[Records excerpted from a collection]
┄┄┄┄┄┄┄┄┄┄┄┄┄┄┄┄┄┄┄┄
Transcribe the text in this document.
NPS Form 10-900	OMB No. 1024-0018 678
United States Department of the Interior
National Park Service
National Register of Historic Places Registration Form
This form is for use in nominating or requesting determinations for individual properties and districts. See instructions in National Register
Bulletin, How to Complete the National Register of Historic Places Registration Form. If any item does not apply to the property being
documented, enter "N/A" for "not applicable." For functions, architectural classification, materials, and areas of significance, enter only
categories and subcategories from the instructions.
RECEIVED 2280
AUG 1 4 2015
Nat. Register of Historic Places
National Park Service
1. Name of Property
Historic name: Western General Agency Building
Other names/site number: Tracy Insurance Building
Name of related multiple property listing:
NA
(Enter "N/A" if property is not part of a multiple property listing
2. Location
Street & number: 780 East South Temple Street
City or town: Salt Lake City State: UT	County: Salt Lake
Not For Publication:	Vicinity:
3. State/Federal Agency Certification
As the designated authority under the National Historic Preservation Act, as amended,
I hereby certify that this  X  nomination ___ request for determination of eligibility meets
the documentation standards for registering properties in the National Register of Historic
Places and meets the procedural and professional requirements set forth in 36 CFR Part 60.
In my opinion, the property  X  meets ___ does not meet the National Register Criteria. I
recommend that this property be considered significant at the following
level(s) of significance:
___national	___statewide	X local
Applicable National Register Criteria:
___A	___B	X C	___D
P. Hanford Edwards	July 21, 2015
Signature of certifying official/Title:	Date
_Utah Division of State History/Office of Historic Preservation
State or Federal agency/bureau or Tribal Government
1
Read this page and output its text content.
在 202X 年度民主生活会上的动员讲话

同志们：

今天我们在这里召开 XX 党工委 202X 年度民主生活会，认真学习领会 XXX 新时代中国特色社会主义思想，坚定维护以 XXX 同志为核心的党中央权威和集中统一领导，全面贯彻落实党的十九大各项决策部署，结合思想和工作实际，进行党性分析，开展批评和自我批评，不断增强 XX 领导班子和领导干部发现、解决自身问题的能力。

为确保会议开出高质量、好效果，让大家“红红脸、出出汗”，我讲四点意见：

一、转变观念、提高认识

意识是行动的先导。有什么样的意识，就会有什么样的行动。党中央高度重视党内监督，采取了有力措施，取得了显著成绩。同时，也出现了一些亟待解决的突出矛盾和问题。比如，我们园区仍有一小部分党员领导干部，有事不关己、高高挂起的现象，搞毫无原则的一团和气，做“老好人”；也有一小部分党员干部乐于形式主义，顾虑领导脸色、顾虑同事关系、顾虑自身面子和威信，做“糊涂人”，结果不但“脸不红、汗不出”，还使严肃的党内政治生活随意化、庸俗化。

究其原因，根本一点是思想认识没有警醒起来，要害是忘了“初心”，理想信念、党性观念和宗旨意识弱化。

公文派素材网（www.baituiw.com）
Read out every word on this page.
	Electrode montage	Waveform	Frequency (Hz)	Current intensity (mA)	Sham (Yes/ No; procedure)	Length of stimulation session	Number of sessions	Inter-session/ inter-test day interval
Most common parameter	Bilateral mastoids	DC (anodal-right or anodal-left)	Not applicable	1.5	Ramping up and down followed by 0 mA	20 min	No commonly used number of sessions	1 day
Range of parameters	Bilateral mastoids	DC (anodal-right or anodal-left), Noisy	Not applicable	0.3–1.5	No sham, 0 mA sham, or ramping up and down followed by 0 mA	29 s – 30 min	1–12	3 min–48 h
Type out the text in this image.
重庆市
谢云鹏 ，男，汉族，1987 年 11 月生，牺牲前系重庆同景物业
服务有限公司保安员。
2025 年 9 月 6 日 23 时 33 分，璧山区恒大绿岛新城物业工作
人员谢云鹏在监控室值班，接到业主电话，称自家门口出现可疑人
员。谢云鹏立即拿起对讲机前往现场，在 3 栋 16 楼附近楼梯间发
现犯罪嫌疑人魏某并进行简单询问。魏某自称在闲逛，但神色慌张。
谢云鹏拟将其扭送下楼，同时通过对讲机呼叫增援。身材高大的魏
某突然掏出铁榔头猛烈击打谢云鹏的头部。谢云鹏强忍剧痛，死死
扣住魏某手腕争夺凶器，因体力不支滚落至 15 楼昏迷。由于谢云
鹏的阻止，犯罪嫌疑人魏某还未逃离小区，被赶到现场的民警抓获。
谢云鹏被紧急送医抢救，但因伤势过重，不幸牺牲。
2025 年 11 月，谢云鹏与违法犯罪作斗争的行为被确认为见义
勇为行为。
┄┄┄┄┄┄┄┄┄┄┄┄┄┄┄┄┄┄┄┄
> Requirements
From the listing, copy each line containing the word "anodal".

> Correct response
Most common parameter	Bilateral mastoids	DC (anodal-right or anodal-left)	Not applicable	1.5	Ramping up and down followed by 0 mA	20 min	No commonly used number of sessions	1 day
Range of parameters	Bilateral mastoids	DC (anodal-right or anodal-left), Noisy	Not applicable	0.3–1.5	No sham, 0 mA sham, or ramping up and down followed by 0 mA	29 s – 30 min	1–12	3 min–48 h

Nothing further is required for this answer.